- **TAREAS**:
A: ¿Coinciden con el texto sobre el perro caramelo las afirmaciones siguientes? Responde sí o no a cada una y cita textualmente las palabras que lo deciden. (i) La Federación Canófila Mexicana reconoce tres razas nacionales. (ii) La FCI exige revisar al menos 40 ejemplares. (iii) El reconocimiento impulsado por la Propaem tiene un objetivo genético.
B: Según el texto sobre el perro caramelo, ¿de qué color es el pelaje de los perros mestizos a los que se llama así?
C: Actualiza el fragmento del texto sobre el perro caramelo que empieza en "De acuerdo con" y termina en "grupos familiares independientes.": escríbelo de nuevo con "análisis genéticos" en lugar de "pruebas genéticas".

- **TEXTO EXTRAÍDO**:
Lejos de tratarse de una nueva raza en el sentido zootécnico, el “perro caramelo” es una denominación popular. El término se utiliza para identificar a perros mestizos de pelaje amarillo, dorado o color miel.
Se trata de animales comunes en calles, colonias y hogares de todo el país, que forman parte del paisaje urbano mexicano desde hace décadas y se han convertido en un símbolo cotidiano para millones de personas.
¿Qué características definen al llamado perro caramelo?
La apariencia de estos perros, combinada con su adaptabilidad y resistencia, ha contribuido a su popularidad. Además, suelen destacar por su carácter sociable y su capacidad para convivir con personas de distintos entornos.
Precisamente por esas cualidades, el reconocimiento impulsado por la Propaem tiene un carácter simbólico y cultural. Su objetivo no es técnico ni genético, sino social.
La iniciativa busca dignificar a los perros sin raza definida, combatir el abandono y fomentar la adopción responsable. El foco está puesto especialmente en aquellos ejemplares que suelen pasar desapercibidos en refugios y centros de control animal.
Bajo este enfoque, el perro caramelo funciona como un emblema de los mestizos en general. No representa a una población criada selectivamente ni registrada bajo normas de crianza formal.
¿Por qué no se trata de una raza oficial reconocida?
El anuncio, sin embargo, generó confusión respecto a su alcance legal. En México, el reconocimiento oficial de razas caninas corresponde a instancias especializadas.
La Federación Canófila Mexicana únicamente reconoce como razas nacionales al Chihuahueño, el Xoloitzcuintle y el Perro Lobo de México. Esta postura coincide con la de la Fédération Cynologique Internationale (FCI).
De acuerdo con la FCI, el proceso para aceptar una nueva raza es largo y estricto, e incluye pruebas genéticas, evaluaciones de salud y temperamento, así como la existencia de grupos familiares independientes.
Además, se requiere un estándar provisional y la revisión de al menos 60 ejemplares. Solo tras varios años y generaciones documentadas puede solicitarse un reconocimiento definitivo.
¿Cuál es el verdadero objetivo detrás de este reconocimiento?
En este contexto, el perro caramelo no cumple ni pretende cumplir con dichos requisitos. Tampoco se busca establecer un estándar genético o promover su reproducción selectiva.
Por el contrario, el mensaje institucional apunta a revalorizar la diversidad genética y el llamado “vigor híbrido”, común en perros mestizos, que suele traducirse en mayor resistencia a enfermedades hereditarias.
El reconocimiento también se alinea con campañas similares en otros países de América Latina, donde se ha impulsado la adopción de perros mestizos como parte de la identidad cultural.
En síntesis, el reconocimiento del perro caramelo por parte de la Propaem no lo convierte en una raza oficial a nivel nacional o internacional, sino en un símbolo que promueve la responsabilidad, el respeto y la adopción consciente de perros mestizos.

- **LISTADO PROPORCIONADO**:
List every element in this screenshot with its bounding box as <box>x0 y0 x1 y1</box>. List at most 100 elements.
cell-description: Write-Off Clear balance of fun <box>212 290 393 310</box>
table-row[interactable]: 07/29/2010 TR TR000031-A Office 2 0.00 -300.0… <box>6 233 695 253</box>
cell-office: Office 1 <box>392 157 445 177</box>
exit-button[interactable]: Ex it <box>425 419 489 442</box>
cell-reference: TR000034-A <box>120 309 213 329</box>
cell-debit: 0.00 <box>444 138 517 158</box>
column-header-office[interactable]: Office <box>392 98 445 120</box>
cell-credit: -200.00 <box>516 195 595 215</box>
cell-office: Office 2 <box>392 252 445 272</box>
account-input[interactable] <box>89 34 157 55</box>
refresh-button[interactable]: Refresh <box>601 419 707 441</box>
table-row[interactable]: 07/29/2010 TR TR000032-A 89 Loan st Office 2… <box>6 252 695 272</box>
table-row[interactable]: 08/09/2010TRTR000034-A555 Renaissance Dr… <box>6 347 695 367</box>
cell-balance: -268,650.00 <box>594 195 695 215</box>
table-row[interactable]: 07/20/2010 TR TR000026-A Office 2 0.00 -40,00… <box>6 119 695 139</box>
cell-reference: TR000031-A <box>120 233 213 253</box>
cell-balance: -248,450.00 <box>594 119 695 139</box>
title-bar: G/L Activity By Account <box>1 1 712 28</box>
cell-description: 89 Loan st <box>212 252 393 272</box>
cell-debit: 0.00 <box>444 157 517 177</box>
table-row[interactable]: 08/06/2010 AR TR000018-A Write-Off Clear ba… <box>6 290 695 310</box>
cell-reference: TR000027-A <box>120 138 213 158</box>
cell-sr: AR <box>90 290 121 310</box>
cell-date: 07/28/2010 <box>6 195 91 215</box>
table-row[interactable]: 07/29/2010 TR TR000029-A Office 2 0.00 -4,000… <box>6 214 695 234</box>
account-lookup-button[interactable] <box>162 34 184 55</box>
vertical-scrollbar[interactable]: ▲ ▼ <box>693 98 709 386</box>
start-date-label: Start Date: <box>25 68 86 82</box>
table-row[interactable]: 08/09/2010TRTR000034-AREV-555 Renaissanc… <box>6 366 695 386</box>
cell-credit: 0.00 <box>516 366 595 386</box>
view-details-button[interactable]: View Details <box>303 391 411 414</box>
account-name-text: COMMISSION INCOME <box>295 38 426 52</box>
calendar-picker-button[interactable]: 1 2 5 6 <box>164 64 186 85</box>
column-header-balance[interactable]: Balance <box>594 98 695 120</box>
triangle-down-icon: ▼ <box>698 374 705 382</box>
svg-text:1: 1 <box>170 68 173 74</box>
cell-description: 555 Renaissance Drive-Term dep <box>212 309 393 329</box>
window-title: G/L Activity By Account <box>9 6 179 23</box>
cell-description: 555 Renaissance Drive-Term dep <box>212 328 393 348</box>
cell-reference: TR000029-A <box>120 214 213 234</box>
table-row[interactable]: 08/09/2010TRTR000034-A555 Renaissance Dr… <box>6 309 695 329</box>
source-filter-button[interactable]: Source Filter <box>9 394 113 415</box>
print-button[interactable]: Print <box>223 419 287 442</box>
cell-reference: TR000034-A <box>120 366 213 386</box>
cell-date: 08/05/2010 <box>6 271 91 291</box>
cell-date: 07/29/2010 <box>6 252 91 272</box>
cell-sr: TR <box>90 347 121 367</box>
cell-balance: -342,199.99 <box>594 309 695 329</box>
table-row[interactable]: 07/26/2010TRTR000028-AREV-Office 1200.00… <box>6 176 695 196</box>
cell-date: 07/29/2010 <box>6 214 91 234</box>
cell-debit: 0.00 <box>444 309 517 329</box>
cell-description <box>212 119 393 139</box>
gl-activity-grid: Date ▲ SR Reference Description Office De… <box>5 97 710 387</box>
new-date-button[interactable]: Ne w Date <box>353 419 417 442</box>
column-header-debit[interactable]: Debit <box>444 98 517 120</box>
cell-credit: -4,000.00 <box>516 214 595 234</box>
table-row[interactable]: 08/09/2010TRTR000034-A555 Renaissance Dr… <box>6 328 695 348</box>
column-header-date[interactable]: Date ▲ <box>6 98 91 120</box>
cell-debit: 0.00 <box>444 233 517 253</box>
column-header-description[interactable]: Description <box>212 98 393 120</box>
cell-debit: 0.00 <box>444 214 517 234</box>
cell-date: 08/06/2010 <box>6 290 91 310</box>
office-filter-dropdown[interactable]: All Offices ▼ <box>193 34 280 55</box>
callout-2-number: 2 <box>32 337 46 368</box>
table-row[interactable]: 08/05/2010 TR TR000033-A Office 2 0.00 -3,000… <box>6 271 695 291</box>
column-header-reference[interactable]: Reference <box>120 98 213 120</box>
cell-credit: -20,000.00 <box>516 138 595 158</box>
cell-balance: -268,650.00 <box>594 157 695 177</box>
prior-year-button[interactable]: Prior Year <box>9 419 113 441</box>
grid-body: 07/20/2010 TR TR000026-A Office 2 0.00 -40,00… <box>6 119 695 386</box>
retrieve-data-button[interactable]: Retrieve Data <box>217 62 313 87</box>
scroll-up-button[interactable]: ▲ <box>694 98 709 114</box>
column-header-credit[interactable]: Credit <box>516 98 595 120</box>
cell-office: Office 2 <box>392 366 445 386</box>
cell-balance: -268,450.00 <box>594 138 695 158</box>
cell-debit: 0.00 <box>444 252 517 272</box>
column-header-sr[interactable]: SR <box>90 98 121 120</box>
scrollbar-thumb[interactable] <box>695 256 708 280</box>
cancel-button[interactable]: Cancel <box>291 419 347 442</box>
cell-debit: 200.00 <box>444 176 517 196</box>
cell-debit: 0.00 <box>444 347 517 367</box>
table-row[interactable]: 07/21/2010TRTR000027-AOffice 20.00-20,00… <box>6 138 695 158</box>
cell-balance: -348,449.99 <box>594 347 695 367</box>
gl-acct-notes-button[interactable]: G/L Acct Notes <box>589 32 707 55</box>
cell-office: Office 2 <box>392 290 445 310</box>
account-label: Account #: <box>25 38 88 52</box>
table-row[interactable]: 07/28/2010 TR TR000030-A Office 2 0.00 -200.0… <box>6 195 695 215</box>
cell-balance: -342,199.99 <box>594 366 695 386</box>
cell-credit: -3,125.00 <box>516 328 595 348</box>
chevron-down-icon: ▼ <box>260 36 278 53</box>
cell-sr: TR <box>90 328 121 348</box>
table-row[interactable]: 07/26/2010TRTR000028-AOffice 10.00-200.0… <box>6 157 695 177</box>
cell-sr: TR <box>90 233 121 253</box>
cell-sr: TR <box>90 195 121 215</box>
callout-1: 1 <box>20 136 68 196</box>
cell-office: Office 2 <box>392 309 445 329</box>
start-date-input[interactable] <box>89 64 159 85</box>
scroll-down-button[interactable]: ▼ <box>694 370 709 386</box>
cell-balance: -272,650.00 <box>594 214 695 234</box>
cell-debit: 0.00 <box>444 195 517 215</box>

- **RESULTADOS POR TAREA**:
A:
(i) Sí: "La Federación Canófila Mexicana únicamente reconoce como razas nacionales al Chihuahueño, el Xoloitzcuintle y el Perro Lobo de México."
(ii) No: "se requiere un estándar provisional y la revisión de al menos 60 ejemplares."
(iii) No: "Su objetivo no es técnico ni genético, sino social."

B: Amarillo, dorado o color miel.

C:
De acuerdo con la FCI, el proceso para aceptar una nueva raza es largo y estricto, e incluye análisis genéticos, evaluaciones de salud y temperamento, así como la existencia de grupos familiares independientes.